**Stated exercise:**
Lines containing the word "железо" should be extracted in full.

**Record excerpts:**
## START

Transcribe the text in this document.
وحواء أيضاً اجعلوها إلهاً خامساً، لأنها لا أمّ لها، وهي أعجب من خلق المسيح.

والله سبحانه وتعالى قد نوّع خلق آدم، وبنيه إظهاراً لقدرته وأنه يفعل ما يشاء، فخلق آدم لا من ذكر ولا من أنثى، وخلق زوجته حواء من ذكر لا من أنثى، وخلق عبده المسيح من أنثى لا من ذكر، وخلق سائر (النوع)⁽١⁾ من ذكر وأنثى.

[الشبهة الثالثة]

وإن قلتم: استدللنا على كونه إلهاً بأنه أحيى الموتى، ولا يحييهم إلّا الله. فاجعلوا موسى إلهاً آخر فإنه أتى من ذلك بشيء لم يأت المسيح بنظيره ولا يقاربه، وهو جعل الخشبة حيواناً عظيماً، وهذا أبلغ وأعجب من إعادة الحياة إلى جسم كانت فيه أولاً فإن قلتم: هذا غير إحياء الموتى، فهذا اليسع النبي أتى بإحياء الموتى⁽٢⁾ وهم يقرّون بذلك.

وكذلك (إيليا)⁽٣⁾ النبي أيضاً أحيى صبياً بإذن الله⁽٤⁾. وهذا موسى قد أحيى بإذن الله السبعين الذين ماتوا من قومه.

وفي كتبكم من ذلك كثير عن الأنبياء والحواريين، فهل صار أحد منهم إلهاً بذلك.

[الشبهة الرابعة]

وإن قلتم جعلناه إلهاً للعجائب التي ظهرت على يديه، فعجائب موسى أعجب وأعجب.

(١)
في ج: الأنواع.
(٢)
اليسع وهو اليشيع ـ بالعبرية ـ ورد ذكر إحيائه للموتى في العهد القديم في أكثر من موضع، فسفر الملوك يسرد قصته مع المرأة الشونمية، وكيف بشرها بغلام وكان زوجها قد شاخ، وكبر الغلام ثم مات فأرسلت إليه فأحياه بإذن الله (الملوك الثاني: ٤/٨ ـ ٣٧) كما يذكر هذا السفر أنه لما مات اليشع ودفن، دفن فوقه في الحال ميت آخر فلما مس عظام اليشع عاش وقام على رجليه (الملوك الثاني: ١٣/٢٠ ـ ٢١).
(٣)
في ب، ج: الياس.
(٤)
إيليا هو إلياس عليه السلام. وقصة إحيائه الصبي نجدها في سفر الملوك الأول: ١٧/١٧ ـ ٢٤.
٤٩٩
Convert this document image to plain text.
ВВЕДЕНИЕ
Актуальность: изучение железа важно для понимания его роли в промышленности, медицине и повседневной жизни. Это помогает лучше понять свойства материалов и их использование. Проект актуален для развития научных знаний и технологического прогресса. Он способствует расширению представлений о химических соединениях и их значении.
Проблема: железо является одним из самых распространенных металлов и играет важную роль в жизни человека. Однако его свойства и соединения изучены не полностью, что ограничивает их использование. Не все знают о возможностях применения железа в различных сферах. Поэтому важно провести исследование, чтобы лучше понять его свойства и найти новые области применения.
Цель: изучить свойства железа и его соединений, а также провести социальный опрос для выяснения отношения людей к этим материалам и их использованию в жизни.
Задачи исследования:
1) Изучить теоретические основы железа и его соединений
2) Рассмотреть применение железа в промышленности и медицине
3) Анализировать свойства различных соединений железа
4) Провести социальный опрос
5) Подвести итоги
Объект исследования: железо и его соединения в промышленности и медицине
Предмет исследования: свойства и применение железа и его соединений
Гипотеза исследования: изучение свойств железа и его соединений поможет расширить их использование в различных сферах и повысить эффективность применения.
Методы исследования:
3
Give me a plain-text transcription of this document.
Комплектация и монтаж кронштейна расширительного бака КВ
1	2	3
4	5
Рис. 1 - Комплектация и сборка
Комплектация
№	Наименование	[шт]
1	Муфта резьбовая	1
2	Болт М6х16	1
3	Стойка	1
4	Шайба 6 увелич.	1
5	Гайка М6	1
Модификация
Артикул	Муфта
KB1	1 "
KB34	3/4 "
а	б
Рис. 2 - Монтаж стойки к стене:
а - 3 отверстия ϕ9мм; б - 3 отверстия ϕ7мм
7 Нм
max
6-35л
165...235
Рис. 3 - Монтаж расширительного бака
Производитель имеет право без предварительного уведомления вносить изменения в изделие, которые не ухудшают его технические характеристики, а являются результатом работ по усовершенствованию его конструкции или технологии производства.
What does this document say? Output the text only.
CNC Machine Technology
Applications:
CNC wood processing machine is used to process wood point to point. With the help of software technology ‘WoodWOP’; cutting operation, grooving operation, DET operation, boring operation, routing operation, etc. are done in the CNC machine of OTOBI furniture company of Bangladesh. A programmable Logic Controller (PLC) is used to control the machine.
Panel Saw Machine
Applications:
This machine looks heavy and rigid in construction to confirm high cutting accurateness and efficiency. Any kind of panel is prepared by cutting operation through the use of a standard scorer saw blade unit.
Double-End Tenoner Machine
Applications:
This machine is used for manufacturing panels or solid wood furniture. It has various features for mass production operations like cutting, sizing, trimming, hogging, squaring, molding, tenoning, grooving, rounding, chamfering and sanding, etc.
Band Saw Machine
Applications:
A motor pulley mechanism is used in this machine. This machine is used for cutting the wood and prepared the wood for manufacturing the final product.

## END

**Full output:**
Проблема: железо является одним из самых распространенных металлов и играет важную роль в жизни человека. Однако его свойства и соединения изучены не полностью, что ограничивает их использование. Не все знают о возможностях применения железа в различных сферах. Поэтому важно провести исследование, чтобы лучше понять его свойства и найти новые области применения.
Объект исследования: железо и его соединения в промышленности и медицине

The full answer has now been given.